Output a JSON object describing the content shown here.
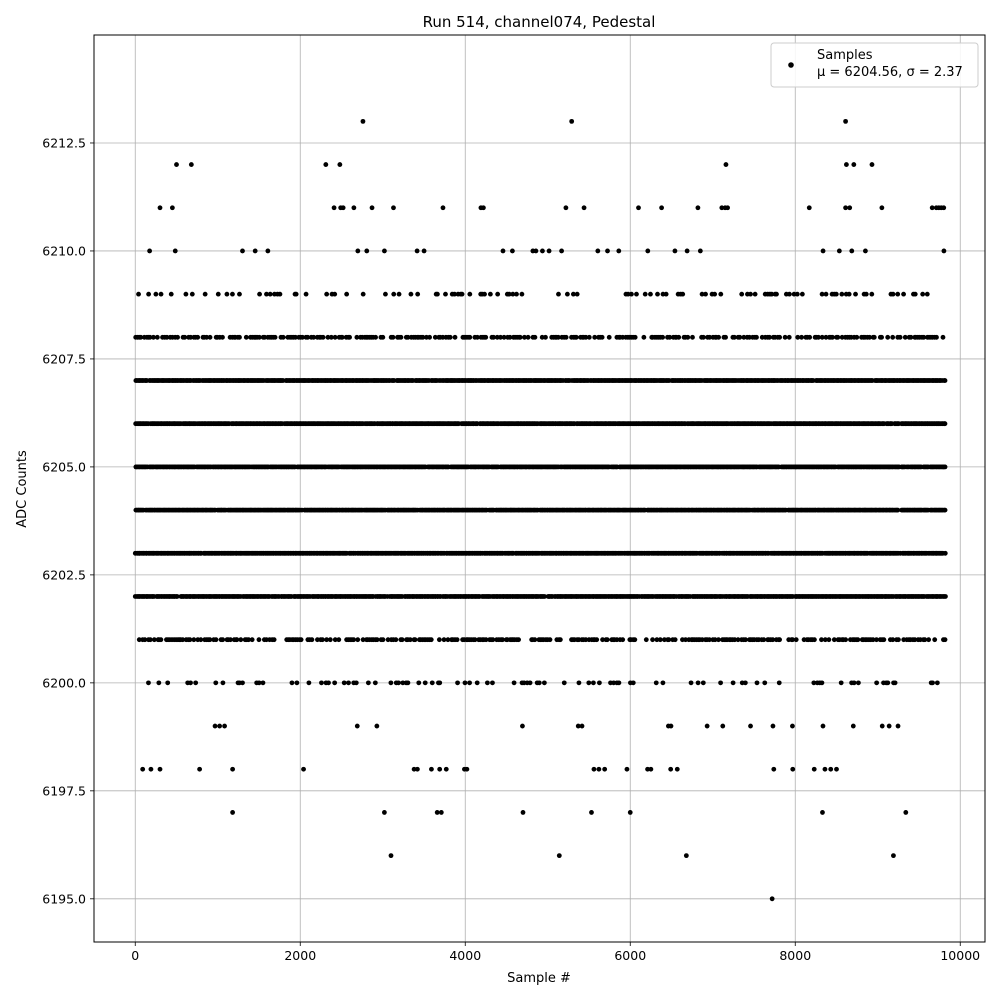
{
  "chart_data": {
    "type": "scatter",
    "title": "Run 514, channel074, Pedestal",
    "xlabel": "Sample #",
    "ylabel": "ADC Counts",
    "xlim": [
      -500,
      10300
    ],
    "ylim": [
      6194,
      6215
    ],
    "xticks": [
      0,
      2000,
      4000,
      6000,
      8000,
      10000
    ],
    "xtick_labels": [
      "0",
      "2000",
      "4000",
      "6000",
      "8000",
      "10000"
    ],
    "yticks": [
      6195.0,
      6197.5,
      6200.0,
      6202.5,
      6205.0,
      6207.5,
      6210.0,
      6212.5
    ],
    "ytick_labels": [
      "6195.0",
      "6197.5",
      "6200.0",
      "6202.5",
      "6205.0",
      "6207.5",
      "6210.0",
      "6212.5"
    ],
    "grid": true,
    "legend_position": "top-right",
    "marker_color": "#000000",
    "series": [
      {
        "name": "Samples",
        "stats_label": "μ = 6204.56, σ = 2.37",
        "x_range": [
          0,
          9820
        ],
        "dense_levels": [
          6202,
          6203,
          6204,
          6205,
          6206,
          6207
        ],
        "medium_levels": [
          6201,
          6208
        ],
        "sparse_levels": [
          6200,
          6209
        ],
        "rare_levels": [
          6199,
          6210
        ],
        "points": [
          {
            "x": 2760,
            "y": 6213
          },
          {
            "x": 5290,
            "y": 6213
          },
          {
            "x": 8610,
            "y": 6213
          },
          {
            "x": 500,
            "y": 6212
          },
          {
            "x": 680,
            "y": 6212
          },
          {
            "x": 2310,
            "y": 6212
          },
          {
            "x": 2480,
            "y": 6212
          },
          {
            "x": 7160,
            "y": 6212
          },
          {
            "x": 8620,
            "y": 6212
          },
          {
            "x": 8710,
            "y": 6212
          },
          {
            "x": 8930,
            "y": 6212
          },
          {
            "x": 300,
            "y": 6211
          },
          {
            "x": 450,
            "y": 6211
          },
          {
            "x": 2410,
            "y": 6211
          },
          {
            "x": 2490,
            "y": 6211
          },
          {
            "x": 2520,
            "y": 6211
          },
          {
            "x": 2650,
            "y": 6211
          },
          {
            "x": 2870,
            "y": 6211
          },
          {
            "x": 3130,
            "y": 6211
          },
          {
            "x": 3730,
            "y": 6211
          },
          {
            "x": 4190,
            "y": 6211
          },
          {
            "x": 4220,
            "y": 6211
          },
          {
            "x": 5220,
            "y": 6211
          },
          {
            "x": 5440,
            "y": 6211
          },
          {
            "x": 6100,
            "y": 6211
          },
          {
            "x": 6380,
            "y": 6211
          },
          {
            "x": 6820,
            "y": 6211
          },
          {
            "x": 7110,
            "y": 6211
          },
          {
            "x": 7150,
            "y": 6211
          },
          {
            "x": 7180,
            "y": 6211
          },
          {
            "x": 8170,
            "y": 6211
          },
          {
            "x": 8610,
            "y": 6211
          },
          {
            "x": 8660,
            "y": 6211
          },
          {
            "x": 9050,
            "y": 6211
          },
          {
            "x": 9660,
            "y": 6211
          },
          {
            "x": 9710,
            "y": 6211
          },
          {
            "x": 9740,
            "y": 6211
          },
          {
            "x": 9770,
            "y": 6211
          },
          {
            "x": 9800,
            "y": 6211
          },
          {
            "x": 90,
            "y": 6198
          },
          {
            "x": 190,
            "y": 6198
          },
          {
            "x": 300,
            "y": 6198
          },
          {
            "x": 780,
            "y": 6198
          },
          {
            "x": 1180,
            "y": 6198
          },
          {
            "x": 2040,
            "y": 6198
          },
          {
            "x": 3380,
            "y": 6198
          },
          {
            "x": 3420,
            "y": 6198
          },
          {
            "x": 3590,
            "y": 6198
          },
          {
            "x": 3690,
            "y": 6198
          },
          {
            "x": 3770,
            "y": 6198
          },
          {
            "x": 3990,
            "y": 6198
          },
          {
            "x": 4020,
            "y": 6198
          },
          {
            "x": 5560,
            "y": 6198
          },
          {
            "x": 5620,
            "y": 6198
          },
          {
            "x": 5690,
            "y": 6198
          },
          {
            "x": 5960,
            "y": 6198
          },
          {
            "x": 6210,
            "y": 6198
          },
          {
            "x": 6250,
            "y": 6198
          },
          {
            "x": 6490,
            "y": 6198
          },
          {
            "x": 6570,
            "y": 6198
          },
          {
            "x": 7740,
            "y": 6198
          },
          {
            "x": 7970,
            "y": 6198
          },
          {
            "x": 8230,
            "y": 6198
          },
          {
            "x": 8360,
            "y": 6198
          },
          {
            "x": 8430,
            "y": 6198
          },
          {
            "x": 8500,
            "y": 6198
          },
          {
            "x": 1180,
            "y": 6197
          },
          {
            "x": 3020,
            "y": 6197
          },
          {
            "x": 3660,
            "y": 6197
          },
          {
            "x": 3710,
            "y": 6197
          },
          {
            "x": 4700,
            "y": 6197
          },
          {
            "x": 5530,
            "y": 6197
          },
          {
            "x": 6000,
            "y": 6197
          },
          {
            "x": 8330,
            "y": 6197
          },
          {
            "x": 9340,
            "y": 6197
          },
          {
            "x": 3100,
            "y": 6196
          },
          {
            "x": 5140,
            "y": 6196
          },
          {
            "x": 6680,
            "y": 6196
          },
          {
            "x": 9190,
            "y": 6196
          },
          {
            "x": 7720,
            "y": 6195
          }
        ]
      }
    ]
  }
}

------------------------

**TASK OBJECTIVE:** The listing above needs to be output again exactly. Don't include the pictures.

**SOLUTION FOR THIS TASK:**
Output a JSON object describing the content shown here.
{
  "chart_data": {
    "type": "scatter",
    "title": "Run 514, channel074, Pedestal",
    "xlabel": "Sample #",
    "ylabel": "ADC Counts",
    "xlim": [
      -500,
      10300
    ],
    "ylim": [
      6194,
      6215
    ],
    "xticks": [
      0,
      2000,
      4000,
      6000,
      8000,
      10000
    ],
    "xtick_labels": [
      "0",
      "2000",
      "4000",
      "6000",
      "8000",
      "10000"
    ],
    "yticks": [
      6195.0,
      6197.5,
      6200.0,
      6202.5,
      6205.0,
      6207.5,
      6210.0,
      6212.5
    ],
    "ytick_labels": [
      "6195.0",
      "6197.5",
      "6200.0",
      "6202.5",
      "6205.0",
      "6207.5",
      "6210.0",
      "6212.5"
    ],
    "grid": true,
    "legend_position": "top-right",
    "marker_color": "#000000",
    "series": [
      {
        "name": "Samples",
        "stats_label": "μ = 6204.56, σ = 2.37",
        "x_range": [
          0,
          9820
        ],
        "dense_levels": [
          6202,
          6203,
          6204,
          6205,
          6206,
          6207
        ],
        "medium_levels": [
          6201,
          6208
        ],
        "sparse_levels": [
          6200,
          6209
        ],
        "rare_levels": [
          6199,
          6210
        ],
        "points": [
          {
            "x": 2760,
            "y": 6213
          },
          {
            "x": 5290,
            "y": 6213
          },
          {
            "x": 8610,
            "y": 6213
          },
          {
            "x": 500,
            "y": 6212
          },
          {
            "x": 680,
            "y": 6212
          },
          {
            "x": 2310,
            "y": 6212
          },
          {
            "x": 2480,
            "y": 6212
          },
          {
            "x": 7160,
            "y": 6212
          },
          {
            "x": 8620,
            "y": 6212
          },
          {
            "x": 8710,
            "y": 6212
          },
          {
            "x": 8930,
            "y": 6212
          },
          {
            "x": 300,
            "y": 6211
          },
          {
            "x": 450,
            "y": 6211
          },
          {
            "x": 2410,
            "y": 6211
          },
          {
            "x": 2490,
            "y": 6211
          },
          {
            "x": 2520,
            "y": 6211
          },
          {
            "x": 2650,
            "y": 6211
          },
          {
            "x": 2870,
            "y": 6211
          },
          {
            "x": 3130,
            "y": 6211
          },
          {
            "x": 3730,
            "y": 6211
          },
          {
            "x": 4190,
            "y": 6211
          },
          {
            "x": 4220,
            "y": 6211
          },
          {
            "x": 5220,
            "y": 6211
          },
          {
            "x": 5440,
            "y": 6211
          },
          {
            "x": 6100,
            "y": 6211
          },
          {
            "x": 6380,
            "y": 6211
          },
          {
            "x": 6820,
            "y": 6211
          },
          {
            "x": 7110,
            "y": 6211
          },
          {
            "x": 7150,
            "y": 6211
          },
          {
            "x": 7180,
            "y": 6211
          },
          {
            "x": 8170,
            "y": 6211
          },
          {
            "x": 8610,
            "y": 6211
          },
          {
            "x": 8660,
            "y": 6211
          },
          {
            "x": 9050,
            "y": 6211
          },
          {
            "x": 9660,
            "y": 6211
          },
          {
            "x": 9710,
            "y": 6211
          },
          {
            "x": 9740,
            "y": 6211
          },
          {
            "x": 9770,
            "y": 6211
          },
          {
            "x": 9800,
            "y": 6211
          },
          {
            "x": 90,
            "y": 6198
          },
          {
            "x": 190,
            "y": 6198
          },
          {
            "x": 300,
            "y": 6198
          },
          {
            "x": 780,
            "y": 6198
          },
          {
            "x": 1180,
            "y": 6198
          },
          {
            "x": 2040,
            "y": 6198
          },
          {
            "x": 3380,
            "y": 6198
          },
          {
            "x": 3420,
            "y": 6198
          },
          {
            "x": 3590,
            "y": 6198
          },
          {
            "x": 3690,
            "y": 6198
          },
          {
            "x": 3770,
            "y": 6198
          },
          {
            "x": 3990,
            "y": 6198
          },
          {
            "x": 4020,
            "y": 6198
          },
          {
            "x": 5560,
            "y": 6198
          },
          {
            "x": 5620,
            "y": 6198
          },
          {
            "x": 5690,
            "y": 6198
          },
          {
            "x": 5960,
            "y": 6198
          },
          {
            "x": 6210,
            "y": 6198
          },
          {
            "x": 6250,
            "y": 6198
          },
          {
            "x": 6490,
            "y": 6198
          },
          {
            "x": 6570,
            "y": 6198
          },
          {
            "x": 7740,
            "y": 6198
          },
          {
            "x": 7970,
            "y": 6198
          },
          {
            "x": 8230,
            "y": 6198
          },
          {
            "x": 8360,
            "y": 6198
          },
          {
            "x": 8430,
            "y": 6198
          },
          {
            "x": 8500,
            "y": 6198
          },
          {
            "x": 1180,
            "y": 6197
          },
          {
            "x": 3020,
            "y": 6197
          },
          {
            "x": 3660,
            "y": 6197
          },
          {
            "x": 3710,
            "y": 6197
          },
          {
            "x": 4700,
            "y": 6197
          },
          {
            "x": 5530,
            "y": 6197
          },
          {
            "x": 6000,
            "y": 6197
          },
          {
            "x": 8330,
            "y": 6197
          },
          {
            "x": 9340,
            "y": 6197
          },
          {
            "x": 3100,
            "y": 6196
          },
          {
            "x": 5140,
            "y": 6196
          },
          {
            "x": 6680,
            "y": 6196
          },
          {
            "x": 9190,
            "y": 6196
          },
          {
            "x": 7720,
            "y": 6195
          }
        ]
      }
    ]
  }
}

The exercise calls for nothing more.